Exercise requirements = Write the data out again, character for character, with no images.

Input records =
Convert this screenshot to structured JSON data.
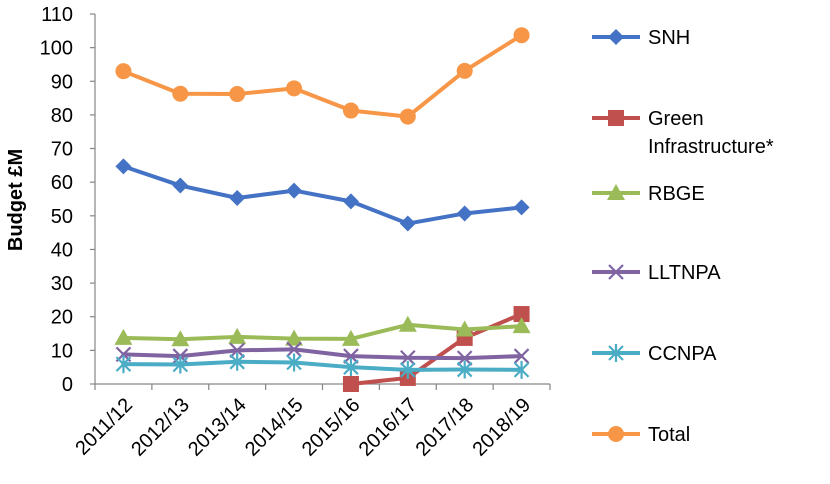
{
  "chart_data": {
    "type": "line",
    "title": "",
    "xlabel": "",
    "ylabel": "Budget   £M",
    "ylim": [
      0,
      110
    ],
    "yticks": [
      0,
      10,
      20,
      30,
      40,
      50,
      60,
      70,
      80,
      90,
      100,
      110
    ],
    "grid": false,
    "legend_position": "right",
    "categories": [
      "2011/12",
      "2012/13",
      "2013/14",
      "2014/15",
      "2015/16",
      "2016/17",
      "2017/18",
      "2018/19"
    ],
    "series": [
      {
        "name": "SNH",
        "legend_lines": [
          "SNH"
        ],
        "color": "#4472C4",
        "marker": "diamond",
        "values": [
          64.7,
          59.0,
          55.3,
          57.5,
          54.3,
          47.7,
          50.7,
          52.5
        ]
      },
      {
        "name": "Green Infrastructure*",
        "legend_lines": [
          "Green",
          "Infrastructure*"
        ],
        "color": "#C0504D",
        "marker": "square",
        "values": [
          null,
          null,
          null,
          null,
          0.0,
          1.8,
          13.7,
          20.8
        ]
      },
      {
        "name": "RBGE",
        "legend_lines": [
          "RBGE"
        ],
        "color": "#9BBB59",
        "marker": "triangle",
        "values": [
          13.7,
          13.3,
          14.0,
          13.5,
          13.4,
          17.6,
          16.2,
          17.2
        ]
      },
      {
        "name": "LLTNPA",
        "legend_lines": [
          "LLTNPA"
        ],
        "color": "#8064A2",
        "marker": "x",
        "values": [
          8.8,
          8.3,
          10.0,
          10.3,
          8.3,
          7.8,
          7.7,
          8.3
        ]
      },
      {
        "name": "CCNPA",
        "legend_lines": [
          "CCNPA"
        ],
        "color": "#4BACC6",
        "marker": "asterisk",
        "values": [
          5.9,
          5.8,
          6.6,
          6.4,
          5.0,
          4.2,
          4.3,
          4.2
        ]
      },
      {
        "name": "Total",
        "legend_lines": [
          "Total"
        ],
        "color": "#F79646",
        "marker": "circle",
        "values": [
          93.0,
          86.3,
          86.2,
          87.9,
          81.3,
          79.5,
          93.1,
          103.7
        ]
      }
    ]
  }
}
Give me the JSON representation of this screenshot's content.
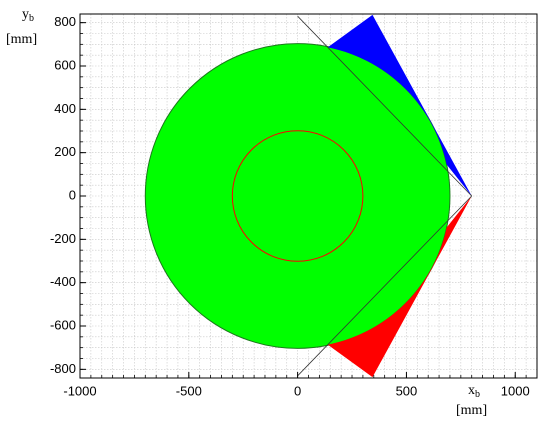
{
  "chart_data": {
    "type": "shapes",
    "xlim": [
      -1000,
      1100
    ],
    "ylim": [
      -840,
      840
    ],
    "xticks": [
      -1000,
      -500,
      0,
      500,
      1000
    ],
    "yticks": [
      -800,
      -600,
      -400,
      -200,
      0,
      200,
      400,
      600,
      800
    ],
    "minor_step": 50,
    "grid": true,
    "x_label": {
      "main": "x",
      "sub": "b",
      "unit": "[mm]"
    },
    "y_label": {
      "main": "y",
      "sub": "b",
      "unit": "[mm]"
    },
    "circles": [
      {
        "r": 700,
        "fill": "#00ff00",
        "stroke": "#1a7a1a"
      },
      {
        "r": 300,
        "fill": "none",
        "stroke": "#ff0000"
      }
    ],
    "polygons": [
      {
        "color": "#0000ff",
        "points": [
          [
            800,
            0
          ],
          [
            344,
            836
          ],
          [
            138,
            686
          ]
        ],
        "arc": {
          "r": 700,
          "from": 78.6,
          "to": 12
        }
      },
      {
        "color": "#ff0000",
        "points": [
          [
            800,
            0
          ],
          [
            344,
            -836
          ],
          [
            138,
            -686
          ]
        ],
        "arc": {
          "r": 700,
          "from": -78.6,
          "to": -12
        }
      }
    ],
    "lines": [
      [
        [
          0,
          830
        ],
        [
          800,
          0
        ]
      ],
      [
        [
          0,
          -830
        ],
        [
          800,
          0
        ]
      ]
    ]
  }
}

Full solution =
Convert this screenshot to structured JSON data.
{
  "chart_data": {
    "type": "line",
    "title": "",
    "xlabel": "",
    "ylabel": "Budget   £M",
    "ylim": [
      0,
      110
    ],
    "yticks": [
      0,
      10,
      20,
      30,
      40,
      50,
      60,
      70,
      80,
      90,
      100,
      110
    ],
    "grid": false,
    "legend_position": "right",
    "categories": [
      "2011/12",
      "2012/13",
      "2013/14",
      "2014/15",
      "2015/16",
      "2016/17",
      "2017/18",
      "2018/19"
    ],
    "series": [
      {
        "name": "SNH",
        "legend_lines": [
          "SNH"
        ],
        "color": "#4472C4",
        "marker": "diamond",
        "values": [
          64.7,
          59.0,
          55.3,
          57.5,
          54.3,
          47.7,
          50.7,
          52.5
        ]
      },
      {
        "name": "Green Infrastructure*",
        "legend_lines": [
          "Green",
          "Infrastructure*"
        ],
        "color": "#C0504D",
        "marker": "square",
        "values": [
          null,
          null,
          null,
          null,
          0.0,
          1.8,
          13.7,
          20.8
        ]
      },
      {
        "name": "RBGE",
        "legend_lines": [
          "RBGE"
        ],
        "color": "#9BBB59",
        "marker": "triangle",
        "values": [
          13.7,
          13.3,
          14.0,
          13.5,
          13.4,
          17.6,
          16.2,
          17.2
        ]
      },
      {
        "name": "LLTNPA",
        "legend_lines": [
          "LLTNPA"
        ],
        "color": "#8064A2",
        "marker": "x",
        "values": [
          8.8,
          8.3,
          10.0,
          10.3,
          8.3,
          7.8,
          7.7,
          8.3
        ]
      },
      {
        "name": "CCNPA",
        "legend_lines": [
          "CCNPA"
        ],
        "color": "#4BACC6",
        "marker": "asterisk",
        "values": [
          5.9,
          5.8,
          6.6,
          6.4,
          5.0,
          4.2,
          4.3,
          4.2
        ]
      },
      {
        "name": "Total",
        "legend_lines": [
          "Total"
        ],
        "color": "#F79646",
        "marker": "circle",
        "values": [
          93.0,
          86.3,
          86.2,
          87.9,
          81.3,
          79.5,
          93.1,
          103.7
        ]
      }
    ]
  }
}
Give me the JSON representation of this screenshot's content.
{
  "chart_data": {
    "type": "shapes",
    "xlim": [
      -1000,
      1100
    ],
    "ylim": [
      -840,
      840
    ],
    "xticks": [
      -1000,
      -500,
      0,
      500,
      1000
    ],
    "yticks": [
      -800,
      -600,
      -400,
      -200,
      0,
      200,
      400,
      600,
      800
    ],
    "minor_step": 50,
    "grid": true,
    "x_label": {
      "main": "x",
      "sub": "b",
      "unit": "[mm]"
    },
    "y_label": {
      "main": "y",
      "sub": "b",
      "unit": "[mm]"
    },
    "circles": [
      {
        "r": 700,
        "fill": "#00ff00",
        "stroke": "#1a7a1a"
      },
      {
        "r": 300,
        "fill": "none",
        "stroke": "#ff0000"
      }
    ],
    "polygons": [
      {
        "color": "#0000ff",
        "points": [
          [
            800,
            0
          ],
          [
            344,
            836
          ],
          [
            138,
            686
          ]
        ],
        "arc": {
          "r": 700,
          "from": 78.6,
          "to": 12
        }
      },
      {
        "color": "#ff0000",
        "points": [
          [
            800,
            0
          ],
          [
            344,
            -836
          ],
          [
            138,
            -686
          ]
        ],
        "arc": {
          "r": 700,
          "from": -78.6,
          "to": -12
        }
      }
    ],
    "lines": [
      [
        [
          0,
          830
        ],
        [
          800,
          0
        ]
      ],
      [
        [
          0,
          -830
        ],
        [
          800,
          0
        ]
      ]
    ]
  }
}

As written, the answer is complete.